● **Objective**: Quote all of the entries word for word.

● **Data lines**:
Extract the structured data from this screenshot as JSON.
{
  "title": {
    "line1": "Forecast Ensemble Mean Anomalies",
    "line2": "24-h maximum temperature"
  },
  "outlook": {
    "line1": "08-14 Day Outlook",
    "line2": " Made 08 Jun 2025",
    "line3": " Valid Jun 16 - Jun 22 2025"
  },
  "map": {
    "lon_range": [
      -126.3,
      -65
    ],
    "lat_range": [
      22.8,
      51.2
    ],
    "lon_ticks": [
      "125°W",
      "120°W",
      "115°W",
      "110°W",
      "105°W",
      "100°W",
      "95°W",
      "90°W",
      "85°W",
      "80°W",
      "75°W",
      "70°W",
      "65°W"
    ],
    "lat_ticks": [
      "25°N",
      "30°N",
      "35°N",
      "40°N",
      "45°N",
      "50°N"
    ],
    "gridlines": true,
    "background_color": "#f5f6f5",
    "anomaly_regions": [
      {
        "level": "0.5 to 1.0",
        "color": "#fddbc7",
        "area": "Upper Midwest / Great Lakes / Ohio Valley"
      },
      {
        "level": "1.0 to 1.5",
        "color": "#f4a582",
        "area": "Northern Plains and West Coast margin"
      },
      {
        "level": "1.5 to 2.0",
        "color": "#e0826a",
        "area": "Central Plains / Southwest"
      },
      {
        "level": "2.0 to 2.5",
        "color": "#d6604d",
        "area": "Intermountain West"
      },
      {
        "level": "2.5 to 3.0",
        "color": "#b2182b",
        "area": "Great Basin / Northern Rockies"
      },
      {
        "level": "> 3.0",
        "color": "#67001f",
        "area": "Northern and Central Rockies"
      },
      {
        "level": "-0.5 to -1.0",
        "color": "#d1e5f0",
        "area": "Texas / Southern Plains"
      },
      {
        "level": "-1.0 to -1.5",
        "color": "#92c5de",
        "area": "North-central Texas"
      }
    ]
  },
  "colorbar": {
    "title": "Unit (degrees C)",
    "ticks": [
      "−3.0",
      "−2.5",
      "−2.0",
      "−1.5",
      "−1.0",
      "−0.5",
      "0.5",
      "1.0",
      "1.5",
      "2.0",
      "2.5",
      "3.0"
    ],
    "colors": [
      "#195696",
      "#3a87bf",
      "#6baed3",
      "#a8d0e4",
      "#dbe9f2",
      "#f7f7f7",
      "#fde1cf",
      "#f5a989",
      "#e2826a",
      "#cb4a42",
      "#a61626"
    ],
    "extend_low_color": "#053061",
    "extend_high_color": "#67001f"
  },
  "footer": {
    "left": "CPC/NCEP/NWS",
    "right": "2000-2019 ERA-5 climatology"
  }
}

● **Task result**:
Extract the structured data from this screenshot as JSON.
{
  "title": {
    "line1": "Forecast Ensemble Mean Anomalies",
    "line2": "24-h maximum temperature"
  },
  "outlook": {
    "line1": "08-14 Day Outlook",
    "line2": " Made 08 Jun 2025",
    "line3": " Valid Jun 16 - Jun 22 2025"
  },
  "map": {
    "lon_range": [
      -126.3,
      -65
    ],
    "lat_range": [
      22.8,
      51.2
    ],
    "lon_ticks": [
      "125°W",
      "120°W",
      "115°W",
      "110°W",
      "105°W",
      "100°W",
      "95°W",
      "90°W",
      "85°W",
      "80°W",
      "75°W",
      "70°W",
      "65°W"
    ],
    "lat_ticks": [
      "25°N",
      "30°N",
      "35°N",
      "40°N",
      "45°N",
      "50°N"
    ],
    "gridlines": true,
    "background_color": "#f5f6f5",
    "anomaly_regions": [
      {
        "level": "0.5 to 1.0",
        "color": "#fddbc7",
        "area": "Upper Midwest / Great Lakes / Ohio Valley"
      },
      {
        "level": "1.0 to 1.5",
        "color": "#f4a582",
        "area": "Northern Plains and West Coast margin"
      },
      {
        "level": "1.5 to 2.0",
        "color": "#e0826a",
        "area": "Central Plains / Southwest"
      },
      {
        "level": "2.0 to 2.5",
        "color": "#d6604d",
        "area": "Intermountain West"
      },
      {
        "level": "2.5 to 3.0",
        "color": "#b2182b",
        "area": "Great Basin / Northern Rockies"
      },
      {
        "level": "> 3.0",
        "color": "#67001f",
        "area": "Northern and Central Rockies"
      },
      {
        "level": "-0.5 to -1.0",
        "color": "#d1e5f0",
        "area": "Texas / Southern Plains"
      },
      {
        "level": "-1.0 to -1.5",
        "color": "#92c5de",
        "area": "North-central Texas"
      }
    ]
  },
  "colorbar": {
    "title": "Unit (degrees C)",
    "ticks": [
      "−3.0",
      "−2.5",
      "−2.0",
      "−1.5",
      "−1.0",
      "−0.5",
      "0.5",
      "1.0",
      "1.5",
      "2.0",
      "2.5",
      "3.0"
    ],
    "colors": [
      "#195696",
      "#3a87bf",
      "#6baed3",
      "#a8d0e4",
      "#dbe9f2",
      "#f7f7f7",
      "#fde1cf",
      "#f5a989",
      "#e2826a",
      "#cb4a42",
      "#a61626"
    ],
    "extend_low_color": "#053061",
    "extend_high_color": "#67001f"
  },
  "footer": {
    "left": "CPC/NCEP/NWS",
    "right": "2000-2019 ERA-5 climatology"
  }
}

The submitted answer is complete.